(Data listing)
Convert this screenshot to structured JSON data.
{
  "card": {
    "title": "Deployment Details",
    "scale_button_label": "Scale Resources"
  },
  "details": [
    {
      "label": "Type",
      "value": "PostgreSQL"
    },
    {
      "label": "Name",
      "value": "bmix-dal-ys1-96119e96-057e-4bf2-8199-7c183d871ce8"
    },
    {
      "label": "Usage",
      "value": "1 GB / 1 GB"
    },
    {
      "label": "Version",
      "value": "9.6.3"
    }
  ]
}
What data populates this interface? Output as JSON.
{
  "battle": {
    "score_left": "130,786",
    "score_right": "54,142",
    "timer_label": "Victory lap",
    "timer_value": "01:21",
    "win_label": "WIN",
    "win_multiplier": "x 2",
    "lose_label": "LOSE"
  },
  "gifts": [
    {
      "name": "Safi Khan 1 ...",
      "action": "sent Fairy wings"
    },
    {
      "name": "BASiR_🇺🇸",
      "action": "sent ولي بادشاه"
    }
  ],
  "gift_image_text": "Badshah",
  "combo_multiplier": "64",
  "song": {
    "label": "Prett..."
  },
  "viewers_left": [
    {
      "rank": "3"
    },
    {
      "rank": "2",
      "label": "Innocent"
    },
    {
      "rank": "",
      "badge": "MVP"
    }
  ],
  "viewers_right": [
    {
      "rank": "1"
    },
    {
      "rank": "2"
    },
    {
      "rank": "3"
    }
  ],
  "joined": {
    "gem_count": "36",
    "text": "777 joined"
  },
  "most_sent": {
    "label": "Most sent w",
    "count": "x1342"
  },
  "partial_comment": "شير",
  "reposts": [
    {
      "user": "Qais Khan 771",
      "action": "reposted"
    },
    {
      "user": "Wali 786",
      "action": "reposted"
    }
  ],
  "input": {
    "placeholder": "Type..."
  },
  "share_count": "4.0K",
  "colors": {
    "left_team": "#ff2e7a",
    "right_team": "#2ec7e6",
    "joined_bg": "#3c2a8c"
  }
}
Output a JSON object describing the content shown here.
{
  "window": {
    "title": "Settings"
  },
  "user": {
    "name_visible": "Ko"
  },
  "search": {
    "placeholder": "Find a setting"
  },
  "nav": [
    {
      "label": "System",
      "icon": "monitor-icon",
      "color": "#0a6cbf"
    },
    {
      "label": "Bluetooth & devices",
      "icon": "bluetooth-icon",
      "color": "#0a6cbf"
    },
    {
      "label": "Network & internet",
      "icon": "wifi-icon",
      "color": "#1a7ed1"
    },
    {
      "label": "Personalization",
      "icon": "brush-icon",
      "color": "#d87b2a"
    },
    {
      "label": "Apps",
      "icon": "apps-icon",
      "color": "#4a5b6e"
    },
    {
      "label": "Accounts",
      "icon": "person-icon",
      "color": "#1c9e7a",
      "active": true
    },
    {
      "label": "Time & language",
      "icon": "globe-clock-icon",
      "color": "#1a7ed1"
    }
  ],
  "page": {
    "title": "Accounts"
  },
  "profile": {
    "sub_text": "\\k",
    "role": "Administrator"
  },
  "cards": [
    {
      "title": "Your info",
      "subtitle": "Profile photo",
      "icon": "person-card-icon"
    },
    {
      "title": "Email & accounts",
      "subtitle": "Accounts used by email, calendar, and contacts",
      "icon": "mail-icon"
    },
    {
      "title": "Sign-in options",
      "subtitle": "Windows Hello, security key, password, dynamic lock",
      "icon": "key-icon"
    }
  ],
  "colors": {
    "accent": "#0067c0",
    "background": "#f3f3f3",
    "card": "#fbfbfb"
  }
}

### JOB
In the entries above, find each line with the word "subtitle" and copy it.

### TASK RESULT
      "subtitle": "Profile photo",
      "subtitle": "Accounts used by email, calendar, and contacts",
      "subtitle": "Windows Hello, security key, password, dynamic lock",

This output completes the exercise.